### What needs to be done
For the entries that follow, tally the lines holding the string "diamond". Give the total and nothing else.

### Excerpted data
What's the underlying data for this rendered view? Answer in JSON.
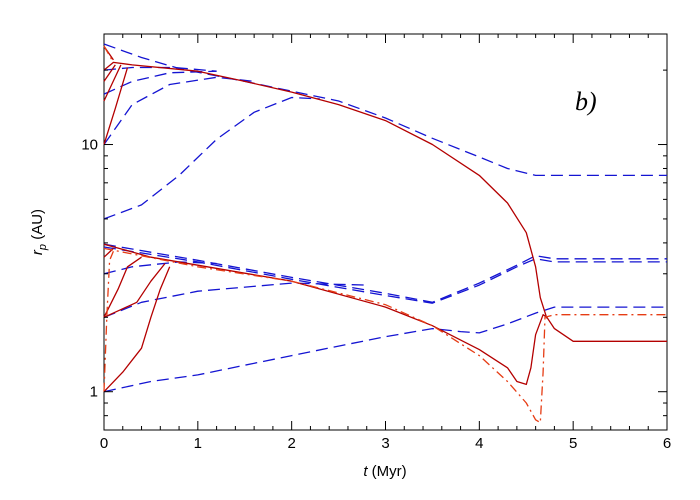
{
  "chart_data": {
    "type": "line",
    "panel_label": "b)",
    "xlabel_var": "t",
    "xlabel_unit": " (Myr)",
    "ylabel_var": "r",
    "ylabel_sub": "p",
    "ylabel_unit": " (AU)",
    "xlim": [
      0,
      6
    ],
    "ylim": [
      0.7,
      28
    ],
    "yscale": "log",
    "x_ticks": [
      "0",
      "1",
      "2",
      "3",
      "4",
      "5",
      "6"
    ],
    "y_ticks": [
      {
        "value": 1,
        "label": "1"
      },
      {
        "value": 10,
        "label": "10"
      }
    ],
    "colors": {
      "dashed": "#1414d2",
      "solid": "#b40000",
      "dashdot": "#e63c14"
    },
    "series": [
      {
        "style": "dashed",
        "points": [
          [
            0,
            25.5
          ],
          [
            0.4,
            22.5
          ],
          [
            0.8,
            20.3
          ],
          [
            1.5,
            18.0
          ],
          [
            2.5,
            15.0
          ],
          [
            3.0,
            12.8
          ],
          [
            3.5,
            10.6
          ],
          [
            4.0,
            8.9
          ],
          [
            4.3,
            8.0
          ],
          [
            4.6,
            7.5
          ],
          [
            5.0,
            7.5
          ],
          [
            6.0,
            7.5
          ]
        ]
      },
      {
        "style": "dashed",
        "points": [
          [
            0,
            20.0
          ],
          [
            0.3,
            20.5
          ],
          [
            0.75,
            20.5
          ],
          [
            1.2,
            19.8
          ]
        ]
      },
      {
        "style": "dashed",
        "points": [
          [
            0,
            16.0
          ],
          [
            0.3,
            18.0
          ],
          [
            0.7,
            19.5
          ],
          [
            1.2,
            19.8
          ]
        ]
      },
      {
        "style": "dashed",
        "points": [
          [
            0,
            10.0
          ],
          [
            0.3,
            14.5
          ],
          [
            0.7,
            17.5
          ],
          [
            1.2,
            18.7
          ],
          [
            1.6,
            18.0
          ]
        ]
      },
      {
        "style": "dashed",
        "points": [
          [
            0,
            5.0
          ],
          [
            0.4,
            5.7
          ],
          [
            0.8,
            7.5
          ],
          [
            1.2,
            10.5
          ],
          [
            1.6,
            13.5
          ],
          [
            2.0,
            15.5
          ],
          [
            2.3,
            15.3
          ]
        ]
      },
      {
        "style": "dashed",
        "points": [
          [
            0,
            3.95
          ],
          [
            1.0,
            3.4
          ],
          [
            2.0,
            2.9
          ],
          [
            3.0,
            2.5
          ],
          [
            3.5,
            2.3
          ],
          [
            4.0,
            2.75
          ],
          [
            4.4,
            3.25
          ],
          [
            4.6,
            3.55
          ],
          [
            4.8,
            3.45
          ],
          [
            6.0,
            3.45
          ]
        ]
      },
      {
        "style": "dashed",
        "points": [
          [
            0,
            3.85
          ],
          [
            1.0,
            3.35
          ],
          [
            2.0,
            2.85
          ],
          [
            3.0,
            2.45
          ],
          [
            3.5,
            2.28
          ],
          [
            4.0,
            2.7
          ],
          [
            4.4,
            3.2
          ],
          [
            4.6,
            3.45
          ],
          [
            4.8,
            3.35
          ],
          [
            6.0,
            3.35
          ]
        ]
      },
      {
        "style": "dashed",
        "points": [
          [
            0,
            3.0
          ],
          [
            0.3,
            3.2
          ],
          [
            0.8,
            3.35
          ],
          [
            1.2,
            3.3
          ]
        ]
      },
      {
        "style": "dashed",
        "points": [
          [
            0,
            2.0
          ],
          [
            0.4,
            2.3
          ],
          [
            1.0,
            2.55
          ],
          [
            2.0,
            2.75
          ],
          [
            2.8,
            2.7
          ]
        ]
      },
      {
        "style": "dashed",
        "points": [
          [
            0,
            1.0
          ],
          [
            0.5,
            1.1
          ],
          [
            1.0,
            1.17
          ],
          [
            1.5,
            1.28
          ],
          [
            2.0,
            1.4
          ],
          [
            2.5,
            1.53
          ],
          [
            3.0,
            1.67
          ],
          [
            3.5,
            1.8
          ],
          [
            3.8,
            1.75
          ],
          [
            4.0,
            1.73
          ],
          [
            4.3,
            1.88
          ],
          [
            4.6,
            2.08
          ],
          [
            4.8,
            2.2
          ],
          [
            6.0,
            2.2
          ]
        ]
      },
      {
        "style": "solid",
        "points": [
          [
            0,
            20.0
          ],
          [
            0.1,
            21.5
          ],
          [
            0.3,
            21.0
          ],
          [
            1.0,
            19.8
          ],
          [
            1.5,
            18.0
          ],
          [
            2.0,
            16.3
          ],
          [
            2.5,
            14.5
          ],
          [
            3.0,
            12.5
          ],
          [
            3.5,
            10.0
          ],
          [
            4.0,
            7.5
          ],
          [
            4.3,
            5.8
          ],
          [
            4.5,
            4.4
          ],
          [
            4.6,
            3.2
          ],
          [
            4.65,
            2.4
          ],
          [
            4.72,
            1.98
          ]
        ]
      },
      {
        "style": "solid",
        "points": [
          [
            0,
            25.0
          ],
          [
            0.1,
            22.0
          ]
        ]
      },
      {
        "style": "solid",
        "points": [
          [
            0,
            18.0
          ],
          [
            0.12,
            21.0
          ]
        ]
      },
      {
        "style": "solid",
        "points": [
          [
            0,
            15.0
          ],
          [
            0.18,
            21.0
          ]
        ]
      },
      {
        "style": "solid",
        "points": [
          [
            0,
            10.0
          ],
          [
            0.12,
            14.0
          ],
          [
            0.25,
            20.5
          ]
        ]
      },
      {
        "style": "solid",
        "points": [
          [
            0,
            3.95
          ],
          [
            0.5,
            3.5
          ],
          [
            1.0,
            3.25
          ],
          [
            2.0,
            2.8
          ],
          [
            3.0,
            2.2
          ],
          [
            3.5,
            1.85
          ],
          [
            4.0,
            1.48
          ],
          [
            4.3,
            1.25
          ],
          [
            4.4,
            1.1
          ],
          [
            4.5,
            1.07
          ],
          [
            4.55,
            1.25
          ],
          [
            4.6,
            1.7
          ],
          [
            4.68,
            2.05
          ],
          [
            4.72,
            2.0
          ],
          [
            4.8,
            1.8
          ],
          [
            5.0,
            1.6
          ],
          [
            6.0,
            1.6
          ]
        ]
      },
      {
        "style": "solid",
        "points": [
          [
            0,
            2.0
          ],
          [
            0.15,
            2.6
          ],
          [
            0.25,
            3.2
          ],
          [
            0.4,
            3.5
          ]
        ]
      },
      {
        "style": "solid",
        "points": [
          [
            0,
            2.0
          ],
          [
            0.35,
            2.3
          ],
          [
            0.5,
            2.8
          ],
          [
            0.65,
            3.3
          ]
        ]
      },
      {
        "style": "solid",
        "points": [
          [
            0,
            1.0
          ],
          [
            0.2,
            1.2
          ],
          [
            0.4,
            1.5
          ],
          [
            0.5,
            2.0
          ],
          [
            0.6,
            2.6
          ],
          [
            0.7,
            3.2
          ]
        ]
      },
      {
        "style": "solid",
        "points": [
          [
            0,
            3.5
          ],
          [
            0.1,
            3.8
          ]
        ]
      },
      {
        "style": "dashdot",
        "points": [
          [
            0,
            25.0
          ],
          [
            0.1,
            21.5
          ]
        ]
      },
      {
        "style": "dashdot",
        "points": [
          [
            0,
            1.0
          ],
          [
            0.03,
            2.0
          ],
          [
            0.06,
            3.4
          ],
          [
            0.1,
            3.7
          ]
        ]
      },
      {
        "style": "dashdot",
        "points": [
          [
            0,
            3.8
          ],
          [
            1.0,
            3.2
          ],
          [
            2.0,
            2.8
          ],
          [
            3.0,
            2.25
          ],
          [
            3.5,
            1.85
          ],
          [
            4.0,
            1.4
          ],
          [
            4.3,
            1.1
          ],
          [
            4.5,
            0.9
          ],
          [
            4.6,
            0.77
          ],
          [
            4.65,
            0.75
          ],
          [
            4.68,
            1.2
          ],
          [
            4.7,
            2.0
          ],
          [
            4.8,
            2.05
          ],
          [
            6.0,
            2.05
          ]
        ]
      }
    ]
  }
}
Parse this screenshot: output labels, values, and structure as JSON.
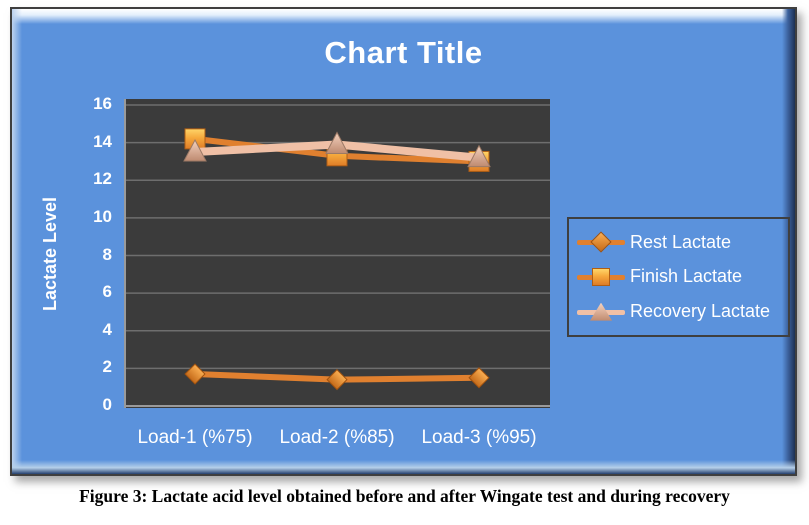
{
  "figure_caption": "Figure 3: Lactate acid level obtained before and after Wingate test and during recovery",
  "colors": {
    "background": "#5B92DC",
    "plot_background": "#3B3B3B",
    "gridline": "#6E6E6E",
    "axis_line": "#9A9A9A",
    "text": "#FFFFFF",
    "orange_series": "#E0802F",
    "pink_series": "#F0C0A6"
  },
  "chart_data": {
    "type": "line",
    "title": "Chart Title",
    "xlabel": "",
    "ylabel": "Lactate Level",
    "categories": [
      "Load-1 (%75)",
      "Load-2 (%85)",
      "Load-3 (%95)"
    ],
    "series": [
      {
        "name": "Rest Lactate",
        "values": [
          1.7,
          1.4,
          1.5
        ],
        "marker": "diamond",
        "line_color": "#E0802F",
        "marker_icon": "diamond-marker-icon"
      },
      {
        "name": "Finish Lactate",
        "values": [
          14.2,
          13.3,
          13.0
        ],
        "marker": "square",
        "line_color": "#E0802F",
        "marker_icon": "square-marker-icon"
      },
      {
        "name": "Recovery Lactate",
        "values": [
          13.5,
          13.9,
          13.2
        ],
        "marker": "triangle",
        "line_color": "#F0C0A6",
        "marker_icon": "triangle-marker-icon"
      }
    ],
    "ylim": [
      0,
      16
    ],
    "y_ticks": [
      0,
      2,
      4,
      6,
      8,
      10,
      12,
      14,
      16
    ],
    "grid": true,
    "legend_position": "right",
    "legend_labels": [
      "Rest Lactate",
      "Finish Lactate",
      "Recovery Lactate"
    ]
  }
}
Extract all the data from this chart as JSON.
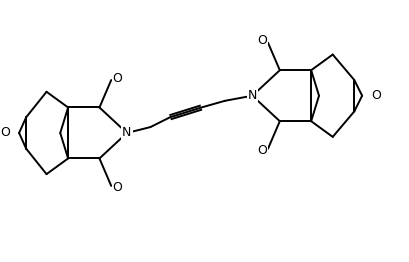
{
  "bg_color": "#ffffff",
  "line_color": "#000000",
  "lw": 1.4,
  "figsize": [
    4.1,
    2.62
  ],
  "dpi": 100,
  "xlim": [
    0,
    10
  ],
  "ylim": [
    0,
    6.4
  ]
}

### Exercise output
2